> [OBJECTIVE] Write out each line in which the string "build" is present.

> [INFORMATION SUPPLIED]
---+---
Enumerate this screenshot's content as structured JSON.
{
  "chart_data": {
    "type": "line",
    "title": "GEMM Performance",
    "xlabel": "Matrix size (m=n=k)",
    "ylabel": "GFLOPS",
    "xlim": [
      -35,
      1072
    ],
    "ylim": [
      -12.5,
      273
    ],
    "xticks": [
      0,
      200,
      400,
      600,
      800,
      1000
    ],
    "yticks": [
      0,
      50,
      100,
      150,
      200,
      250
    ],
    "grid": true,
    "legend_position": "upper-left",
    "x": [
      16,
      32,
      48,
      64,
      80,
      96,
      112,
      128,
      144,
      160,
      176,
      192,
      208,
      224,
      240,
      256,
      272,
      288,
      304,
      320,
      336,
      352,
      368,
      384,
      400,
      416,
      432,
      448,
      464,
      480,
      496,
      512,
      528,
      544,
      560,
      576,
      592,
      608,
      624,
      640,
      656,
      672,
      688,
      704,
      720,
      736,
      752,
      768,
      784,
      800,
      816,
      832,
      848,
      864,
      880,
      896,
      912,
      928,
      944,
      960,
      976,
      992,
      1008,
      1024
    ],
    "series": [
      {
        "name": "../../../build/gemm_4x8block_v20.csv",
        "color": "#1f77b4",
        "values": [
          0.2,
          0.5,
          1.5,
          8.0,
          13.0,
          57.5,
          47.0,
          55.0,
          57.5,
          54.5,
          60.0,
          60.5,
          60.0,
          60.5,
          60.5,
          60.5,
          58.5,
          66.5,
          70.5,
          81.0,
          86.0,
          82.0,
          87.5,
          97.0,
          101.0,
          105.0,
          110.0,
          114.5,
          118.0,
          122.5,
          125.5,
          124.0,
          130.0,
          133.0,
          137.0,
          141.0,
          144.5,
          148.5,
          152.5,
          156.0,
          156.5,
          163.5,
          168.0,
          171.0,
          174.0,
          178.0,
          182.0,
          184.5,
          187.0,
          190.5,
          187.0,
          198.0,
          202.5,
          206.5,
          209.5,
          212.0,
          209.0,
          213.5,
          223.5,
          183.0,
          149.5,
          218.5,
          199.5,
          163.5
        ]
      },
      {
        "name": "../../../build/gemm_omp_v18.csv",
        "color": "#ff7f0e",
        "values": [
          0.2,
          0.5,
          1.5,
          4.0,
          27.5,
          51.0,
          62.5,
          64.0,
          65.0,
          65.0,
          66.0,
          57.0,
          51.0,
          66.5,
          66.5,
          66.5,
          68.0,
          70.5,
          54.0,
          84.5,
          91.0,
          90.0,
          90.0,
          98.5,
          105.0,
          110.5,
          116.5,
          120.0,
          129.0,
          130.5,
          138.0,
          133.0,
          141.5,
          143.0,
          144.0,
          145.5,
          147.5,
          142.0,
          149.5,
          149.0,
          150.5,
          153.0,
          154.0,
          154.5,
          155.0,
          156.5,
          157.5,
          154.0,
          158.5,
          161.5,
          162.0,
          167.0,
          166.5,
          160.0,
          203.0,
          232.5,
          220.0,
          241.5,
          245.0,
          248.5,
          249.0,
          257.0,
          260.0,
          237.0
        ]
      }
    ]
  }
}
---+---
> [CORRECT RESPONSE]
        "name": "../../../build/gemm_4x8block_v20.csv",
        "name": "../../../build/gemm_omp_v18.csv",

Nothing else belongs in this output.